What is asked » Can you convert the records below into a JSON list of strings, one string per line and with blank lines omitted?

[Layout dataset entries]
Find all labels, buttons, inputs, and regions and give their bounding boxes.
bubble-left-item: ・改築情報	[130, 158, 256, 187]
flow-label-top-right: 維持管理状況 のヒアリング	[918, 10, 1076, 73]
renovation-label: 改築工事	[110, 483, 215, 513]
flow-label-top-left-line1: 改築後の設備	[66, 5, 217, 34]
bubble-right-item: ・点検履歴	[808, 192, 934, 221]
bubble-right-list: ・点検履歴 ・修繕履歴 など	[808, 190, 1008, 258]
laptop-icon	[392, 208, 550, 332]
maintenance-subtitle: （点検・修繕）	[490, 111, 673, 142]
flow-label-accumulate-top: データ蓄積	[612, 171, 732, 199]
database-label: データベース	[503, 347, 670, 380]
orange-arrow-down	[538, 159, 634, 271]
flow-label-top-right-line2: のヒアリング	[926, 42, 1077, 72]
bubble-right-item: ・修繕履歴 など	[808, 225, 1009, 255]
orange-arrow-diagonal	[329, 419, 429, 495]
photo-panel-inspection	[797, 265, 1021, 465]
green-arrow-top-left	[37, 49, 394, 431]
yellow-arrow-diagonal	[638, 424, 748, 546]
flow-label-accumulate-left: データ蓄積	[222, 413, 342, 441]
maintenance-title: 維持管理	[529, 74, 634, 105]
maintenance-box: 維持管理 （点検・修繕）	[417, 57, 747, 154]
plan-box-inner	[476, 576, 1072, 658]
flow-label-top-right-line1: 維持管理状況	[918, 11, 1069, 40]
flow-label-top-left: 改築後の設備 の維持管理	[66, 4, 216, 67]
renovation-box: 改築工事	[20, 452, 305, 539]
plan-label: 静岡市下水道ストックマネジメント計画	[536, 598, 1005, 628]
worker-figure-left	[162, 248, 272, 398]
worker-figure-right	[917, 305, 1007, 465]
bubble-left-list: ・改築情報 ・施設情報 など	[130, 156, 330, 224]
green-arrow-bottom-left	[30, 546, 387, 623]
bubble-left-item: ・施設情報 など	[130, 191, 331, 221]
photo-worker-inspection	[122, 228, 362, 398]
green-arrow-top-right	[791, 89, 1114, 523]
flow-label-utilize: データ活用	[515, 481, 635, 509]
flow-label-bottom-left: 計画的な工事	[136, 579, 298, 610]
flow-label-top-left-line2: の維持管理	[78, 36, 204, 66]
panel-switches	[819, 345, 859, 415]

Response to this exercise »
[
  "Find all labels, buttons, inputs, and regions and give their bounding boxes.",
  "bubble-left-item: ・改築情報\t[130, 158, 256, 187]",
  "flow-label-top-right: 維持管理状況 のヒアリング\t[918, 10, 1076, 73]",
  "renovation-label: 改築工事\t[110, 483, 215, 513]",
  "flow-label-top-left-line1: 改築後の設備\t[66, 5, 217, 34]",
  "bubble-right-item: ・点検履歴\t[808, 192, 934, 221]",
  "bubble-right-list: ・点検履歴 ・修繕履歴 など\t[808, 190, 1008, 258]",
  "laptop-icon\t[392, 208, 550, 332]",
  "maintenance-subtitle: （点検・修繕）\t[490, 111, 673, 142]",
  "flow-label-accumulate-top: データ蓄積\t[612, 171, 732, 199]",
  "database-label: データベース\t[503, 347, 670, 380]",
  "orange-arrow-down\t[538, 159, 634, 271]",
  "flow-label-top-right-line2: のヒアリング\t[926, 42, 1077, 72]",
  "bubble-right-item: ・修繕履歴 など\t[808, 225, 1009, 255]",
  "orange-arrow-diagonal\t[329, 419, 429, 495]",
  "photo-panel-inspection\t[797, 265, 1021, 465]",
  "green-arrow-top-left\t[37, 49, 394, 431]",
  "yellow-arrow-diagonal\t[638, 424, 748, 546]",
  "flow-label-accumulate-left: データ蓄積\t[222, 413, 342, 441]",
  "maintenance-title: 維持管理\t[529, 74, 634, 105]",
  "maintenance-box: 維持管理 （点検・修繕）\t[417, 57, 747, 154]",
  "plan-box-inner\t[476, 576, 1072, 658]",
  "flow-label-top-right-line1: 維持管理状況\t[918, 11, 1069, 40]",
  "flow-label-top-left: 改築後の設備 の維持管理\t[66, 4, 216, 67]",
  "renovation-box: 改築工事\t[20, 452, 305, 539]",
  "plan-label: 静岡市下水道ストックマネジメント計画\t[536, 598, 1005, 628]",
  "worker-figure-left\t[162, 248, 272, 398]",
  "worker-figure-right\t[917, 305, 1007, 465]",
  "bubble-left-list: ・改築情報 ・施設情報 など\t[130, 156, 330, 224]",
  "green-arrow-bottom-left\t[30, 546, 387, 623]",
  "bubble-left-item: ・施設情報 など\t[130, 191, 331, 221]",
  "photo-worker-inspection\t[122, 228, 362, 398]",
  "green-arrow-top-right\t[791, 89, 1114, 523]",
  "flow-label-utilize: データ活用\t[515, 481, 635, 509]",
  "flow-label-bottom-left: 計画的な工事\t[136, 579, 298, 610]",
  "flow-label-top-left-line2: の維持管理\t[78, 36, 204, 66]",
  "panel-switches\t[819, 345, 859, 415]"
]